— start RECORDS FOR THE TASK —

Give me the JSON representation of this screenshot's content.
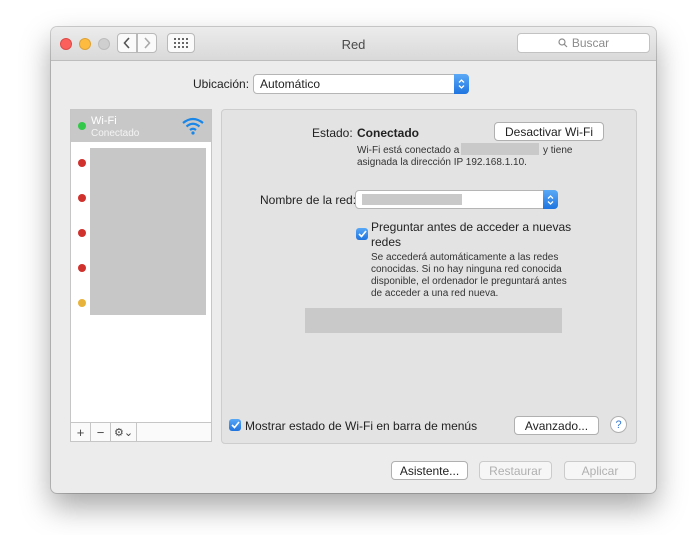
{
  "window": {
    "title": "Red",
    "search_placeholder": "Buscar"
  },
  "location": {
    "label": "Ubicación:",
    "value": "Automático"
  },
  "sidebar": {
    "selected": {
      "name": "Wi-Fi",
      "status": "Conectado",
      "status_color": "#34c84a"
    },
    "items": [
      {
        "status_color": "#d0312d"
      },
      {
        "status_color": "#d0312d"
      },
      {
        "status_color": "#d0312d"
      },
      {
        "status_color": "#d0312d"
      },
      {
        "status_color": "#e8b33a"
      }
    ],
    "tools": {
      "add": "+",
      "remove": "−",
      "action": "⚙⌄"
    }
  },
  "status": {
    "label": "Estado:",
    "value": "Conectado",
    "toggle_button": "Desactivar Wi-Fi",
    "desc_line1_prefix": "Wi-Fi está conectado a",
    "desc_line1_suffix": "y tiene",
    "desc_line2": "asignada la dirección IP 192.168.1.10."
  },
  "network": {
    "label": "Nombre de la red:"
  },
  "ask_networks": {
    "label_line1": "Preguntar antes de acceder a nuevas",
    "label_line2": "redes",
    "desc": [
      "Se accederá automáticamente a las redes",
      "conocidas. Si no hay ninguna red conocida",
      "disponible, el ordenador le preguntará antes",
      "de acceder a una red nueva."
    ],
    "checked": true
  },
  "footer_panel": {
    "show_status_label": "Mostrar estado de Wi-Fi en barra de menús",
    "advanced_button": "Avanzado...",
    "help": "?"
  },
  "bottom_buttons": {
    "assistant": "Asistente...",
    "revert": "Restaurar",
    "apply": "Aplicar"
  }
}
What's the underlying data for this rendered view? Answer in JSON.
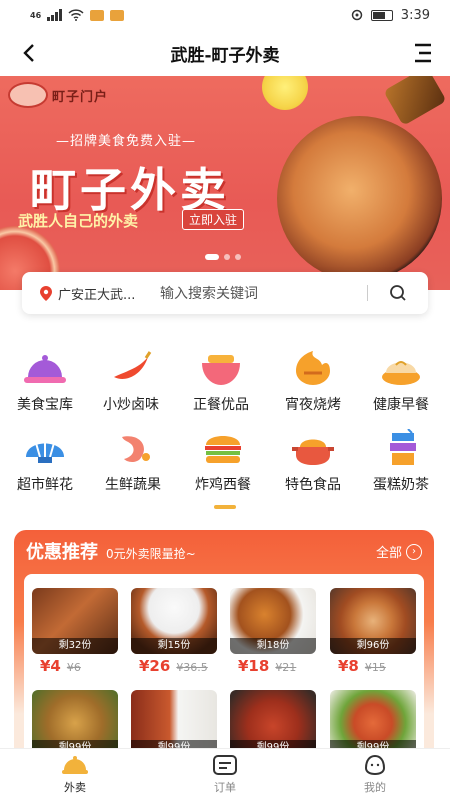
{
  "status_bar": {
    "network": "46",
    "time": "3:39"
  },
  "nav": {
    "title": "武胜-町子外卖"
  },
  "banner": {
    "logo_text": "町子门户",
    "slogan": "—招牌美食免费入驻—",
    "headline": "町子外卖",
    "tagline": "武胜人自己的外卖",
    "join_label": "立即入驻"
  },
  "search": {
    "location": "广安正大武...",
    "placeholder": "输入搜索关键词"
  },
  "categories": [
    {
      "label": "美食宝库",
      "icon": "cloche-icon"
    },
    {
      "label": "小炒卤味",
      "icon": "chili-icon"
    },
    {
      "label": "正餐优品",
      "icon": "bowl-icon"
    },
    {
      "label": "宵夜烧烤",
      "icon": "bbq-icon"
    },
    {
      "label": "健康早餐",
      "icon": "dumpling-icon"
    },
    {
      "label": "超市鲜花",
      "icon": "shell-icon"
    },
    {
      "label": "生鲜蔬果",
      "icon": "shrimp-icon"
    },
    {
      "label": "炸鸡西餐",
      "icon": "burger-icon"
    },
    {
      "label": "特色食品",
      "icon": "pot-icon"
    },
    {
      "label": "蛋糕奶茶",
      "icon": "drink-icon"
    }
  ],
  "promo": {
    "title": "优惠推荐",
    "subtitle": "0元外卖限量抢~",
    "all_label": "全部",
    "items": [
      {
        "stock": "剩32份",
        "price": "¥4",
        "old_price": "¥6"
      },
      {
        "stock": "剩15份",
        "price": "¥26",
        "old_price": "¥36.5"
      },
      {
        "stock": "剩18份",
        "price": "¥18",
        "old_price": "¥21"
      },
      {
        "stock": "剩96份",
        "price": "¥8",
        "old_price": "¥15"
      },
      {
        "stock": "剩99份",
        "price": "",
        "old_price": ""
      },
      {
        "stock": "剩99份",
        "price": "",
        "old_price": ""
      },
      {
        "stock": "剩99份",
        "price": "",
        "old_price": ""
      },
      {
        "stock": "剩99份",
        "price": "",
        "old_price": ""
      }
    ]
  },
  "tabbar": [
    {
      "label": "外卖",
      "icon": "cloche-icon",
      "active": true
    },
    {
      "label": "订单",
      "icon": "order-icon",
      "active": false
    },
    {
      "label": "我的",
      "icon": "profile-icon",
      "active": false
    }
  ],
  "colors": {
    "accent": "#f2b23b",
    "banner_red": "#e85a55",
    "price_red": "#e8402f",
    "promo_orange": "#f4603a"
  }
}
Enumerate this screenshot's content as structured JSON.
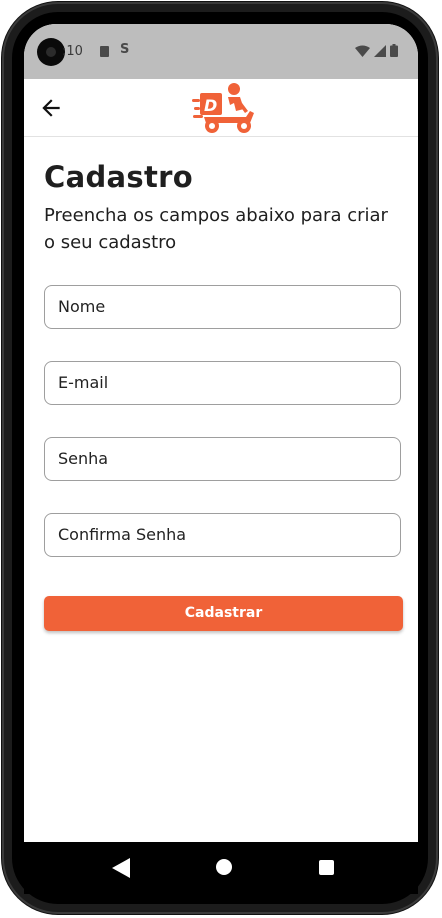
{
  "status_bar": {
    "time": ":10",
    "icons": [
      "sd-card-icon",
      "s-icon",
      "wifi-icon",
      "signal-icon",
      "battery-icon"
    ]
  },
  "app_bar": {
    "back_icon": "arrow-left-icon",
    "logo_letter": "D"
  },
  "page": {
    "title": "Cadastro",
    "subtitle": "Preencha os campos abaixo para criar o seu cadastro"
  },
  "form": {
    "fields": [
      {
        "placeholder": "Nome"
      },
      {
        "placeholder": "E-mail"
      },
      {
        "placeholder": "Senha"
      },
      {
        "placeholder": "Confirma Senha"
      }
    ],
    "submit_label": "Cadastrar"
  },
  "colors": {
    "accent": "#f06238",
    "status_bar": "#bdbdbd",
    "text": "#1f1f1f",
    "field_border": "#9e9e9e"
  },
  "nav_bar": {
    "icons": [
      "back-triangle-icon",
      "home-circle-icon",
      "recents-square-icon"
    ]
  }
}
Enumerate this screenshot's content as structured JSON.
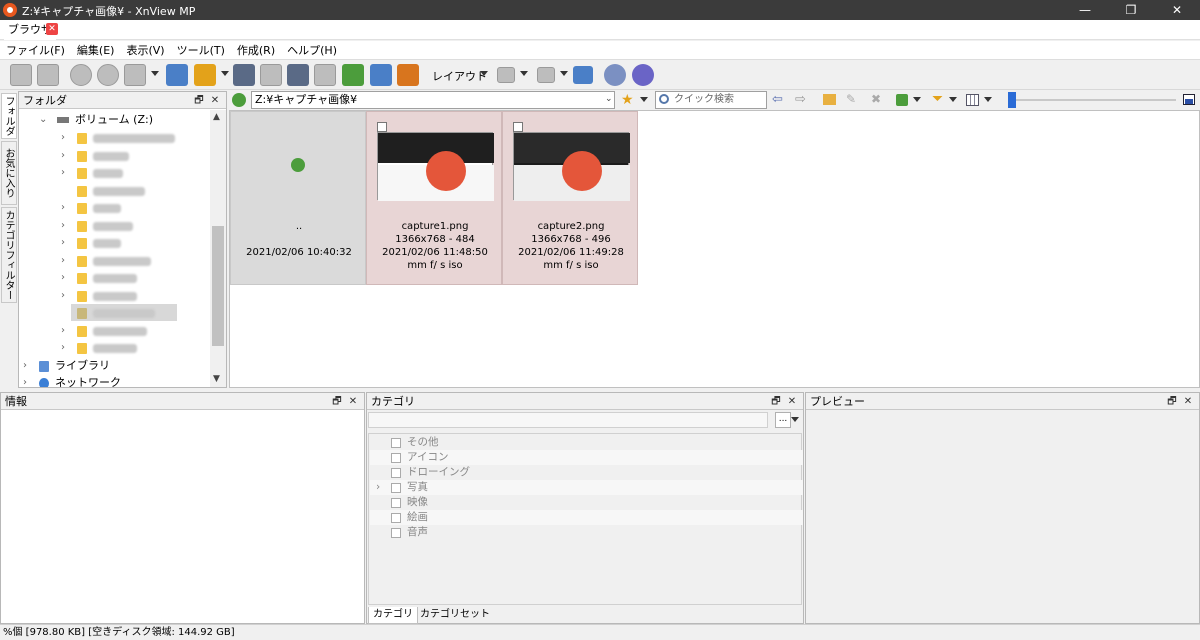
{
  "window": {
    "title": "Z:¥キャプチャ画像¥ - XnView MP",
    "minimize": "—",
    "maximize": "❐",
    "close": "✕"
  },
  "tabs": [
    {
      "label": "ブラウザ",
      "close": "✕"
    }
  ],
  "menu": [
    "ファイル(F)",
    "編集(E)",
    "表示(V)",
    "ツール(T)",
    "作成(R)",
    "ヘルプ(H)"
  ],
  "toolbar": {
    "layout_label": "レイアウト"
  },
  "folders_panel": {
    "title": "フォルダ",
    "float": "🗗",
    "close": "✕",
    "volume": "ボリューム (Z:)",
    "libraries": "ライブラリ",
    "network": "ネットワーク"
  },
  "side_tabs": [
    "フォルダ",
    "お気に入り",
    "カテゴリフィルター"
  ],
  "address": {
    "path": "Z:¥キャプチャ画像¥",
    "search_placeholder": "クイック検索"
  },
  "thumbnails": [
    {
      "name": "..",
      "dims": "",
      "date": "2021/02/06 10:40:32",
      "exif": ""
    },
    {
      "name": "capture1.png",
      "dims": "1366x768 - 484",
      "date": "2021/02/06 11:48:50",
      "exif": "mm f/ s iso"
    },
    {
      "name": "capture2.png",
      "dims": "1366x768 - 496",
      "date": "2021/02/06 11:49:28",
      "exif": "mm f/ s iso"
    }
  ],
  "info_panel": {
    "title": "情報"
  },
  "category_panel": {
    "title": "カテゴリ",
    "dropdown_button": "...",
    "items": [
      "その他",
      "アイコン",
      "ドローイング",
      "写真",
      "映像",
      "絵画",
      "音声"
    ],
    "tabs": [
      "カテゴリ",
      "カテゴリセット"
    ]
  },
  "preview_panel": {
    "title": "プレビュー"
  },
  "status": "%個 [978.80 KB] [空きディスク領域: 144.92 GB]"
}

— end RECORDS FOR THE TASK —
— start RECORDS FOR THE TASK —

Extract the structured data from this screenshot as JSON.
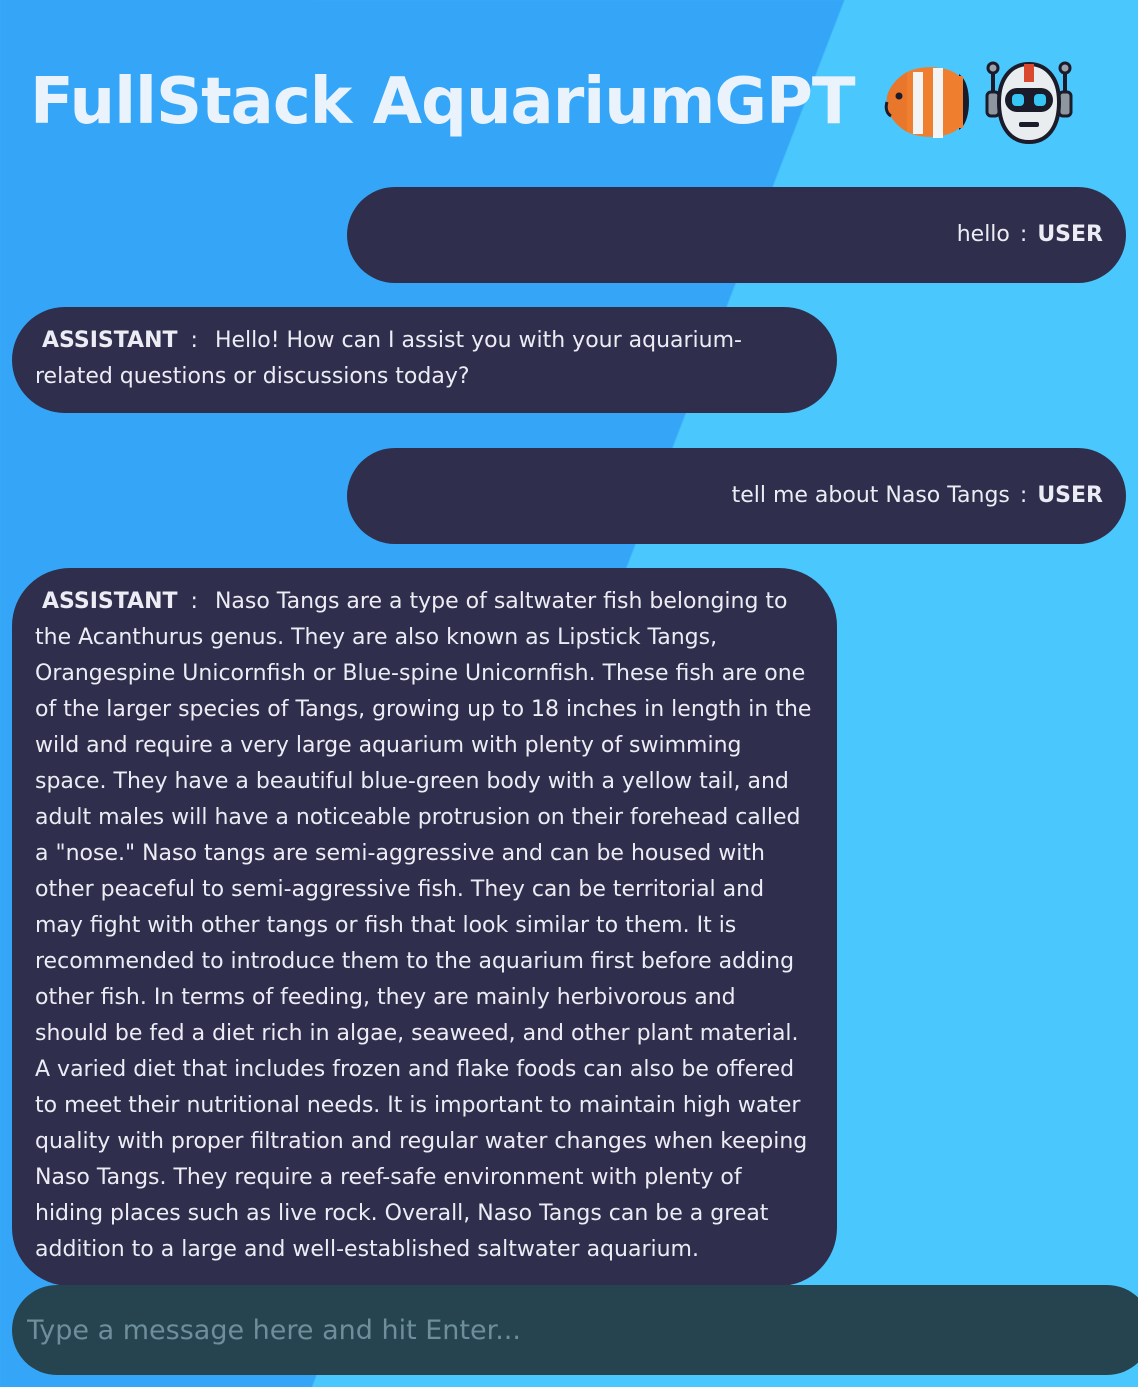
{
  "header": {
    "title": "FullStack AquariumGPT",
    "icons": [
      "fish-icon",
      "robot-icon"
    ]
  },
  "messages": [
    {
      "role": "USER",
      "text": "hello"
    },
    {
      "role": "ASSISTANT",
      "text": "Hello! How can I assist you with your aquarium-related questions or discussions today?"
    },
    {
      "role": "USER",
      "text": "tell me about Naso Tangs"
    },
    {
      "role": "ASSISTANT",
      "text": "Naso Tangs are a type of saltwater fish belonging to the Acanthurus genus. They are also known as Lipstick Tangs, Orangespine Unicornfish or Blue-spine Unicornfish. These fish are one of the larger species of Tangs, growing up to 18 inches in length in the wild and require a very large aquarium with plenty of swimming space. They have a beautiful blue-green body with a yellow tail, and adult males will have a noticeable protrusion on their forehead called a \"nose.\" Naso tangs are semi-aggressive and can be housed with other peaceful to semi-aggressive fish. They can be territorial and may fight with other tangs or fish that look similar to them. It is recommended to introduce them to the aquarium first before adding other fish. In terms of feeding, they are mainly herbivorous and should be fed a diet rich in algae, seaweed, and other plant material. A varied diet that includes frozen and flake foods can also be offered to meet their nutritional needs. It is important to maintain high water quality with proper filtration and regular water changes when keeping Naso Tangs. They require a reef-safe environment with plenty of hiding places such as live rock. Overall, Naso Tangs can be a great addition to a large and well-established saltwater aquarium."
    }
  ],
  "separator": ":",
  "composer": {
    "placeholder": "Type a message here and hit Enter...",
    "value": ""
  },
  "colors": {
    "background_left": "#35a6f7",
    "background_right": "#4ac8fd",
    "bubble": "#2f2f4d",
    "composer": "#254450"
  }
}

— end RECORDS FOR THE TASK —
— start RECORDS FOR THE TASK —

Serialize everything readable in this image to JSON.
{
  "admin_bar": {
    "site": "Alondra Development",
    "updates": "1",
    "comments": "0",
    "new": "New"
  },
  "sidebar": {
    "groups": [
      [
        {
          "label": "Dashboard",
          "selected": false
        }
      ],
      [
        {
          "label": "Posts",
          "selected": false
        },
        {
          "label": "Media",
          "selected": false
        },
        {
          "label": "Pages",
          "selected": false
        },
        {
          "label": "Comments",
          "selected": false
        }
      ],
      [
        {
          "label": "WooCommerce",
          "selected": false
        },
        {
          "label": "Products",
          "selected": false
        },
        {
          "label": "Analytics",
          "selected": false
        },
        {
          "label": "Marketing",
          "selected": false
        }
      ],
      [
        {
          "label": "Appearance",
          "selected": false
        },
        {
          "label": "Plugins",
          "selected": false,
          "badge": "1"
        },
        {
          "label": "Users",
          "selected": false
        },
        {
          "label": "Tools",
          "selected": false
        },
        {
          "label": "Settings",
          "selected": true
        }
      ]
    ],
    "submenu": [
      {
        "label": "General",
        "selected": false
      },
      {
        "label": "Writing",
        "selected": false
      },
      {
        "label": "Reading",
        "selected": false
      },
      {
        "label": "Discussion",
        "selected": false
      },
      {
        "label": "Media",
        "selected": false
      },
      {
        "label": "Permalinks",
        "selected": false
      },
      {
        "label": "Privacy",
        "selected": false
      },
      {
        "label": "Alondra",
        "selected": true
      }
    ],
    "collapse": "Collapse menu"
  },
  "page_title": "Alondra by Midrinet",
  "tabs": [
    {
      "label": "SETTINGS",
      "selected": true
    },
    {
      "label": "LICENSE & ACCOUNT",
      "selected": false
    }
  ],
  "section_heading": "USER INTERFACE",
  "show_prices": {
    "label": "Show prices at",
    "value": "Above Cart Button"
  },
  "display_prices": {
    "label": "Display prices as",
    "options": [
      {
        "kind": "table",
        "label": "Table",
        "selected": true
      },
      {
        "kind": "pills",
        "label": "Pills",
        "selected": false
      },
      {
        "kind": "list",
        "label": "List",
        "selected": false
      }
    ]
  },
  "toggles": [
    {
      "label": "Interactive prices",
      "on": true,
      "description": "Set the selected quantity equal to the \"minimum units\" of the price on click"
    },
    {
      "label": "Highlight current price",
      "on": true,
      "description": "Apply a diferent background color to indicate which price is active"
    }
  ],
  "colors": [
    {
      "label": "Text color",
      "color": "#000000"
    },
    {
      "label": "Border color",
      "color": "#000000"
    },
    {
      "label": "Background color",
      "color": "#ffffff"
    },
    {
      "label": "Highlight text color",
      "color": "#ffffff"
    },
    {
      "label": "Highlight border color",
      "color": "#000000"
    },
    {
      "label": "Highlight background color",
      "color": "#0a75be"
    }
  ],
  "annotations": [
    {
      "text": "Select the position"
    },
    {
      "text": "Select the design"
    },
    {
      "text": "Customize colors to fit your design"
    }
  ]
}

— end RECORDS FOR THE TASK —

» WORK TO DO: In the entries above, find each line with the string "Highlight" and copy it.

» REPLY:
      "label": "Highlight current price",
      "label": "Highlight text color",
      "label": "Highlight border color",
      "label": "Highlight background color",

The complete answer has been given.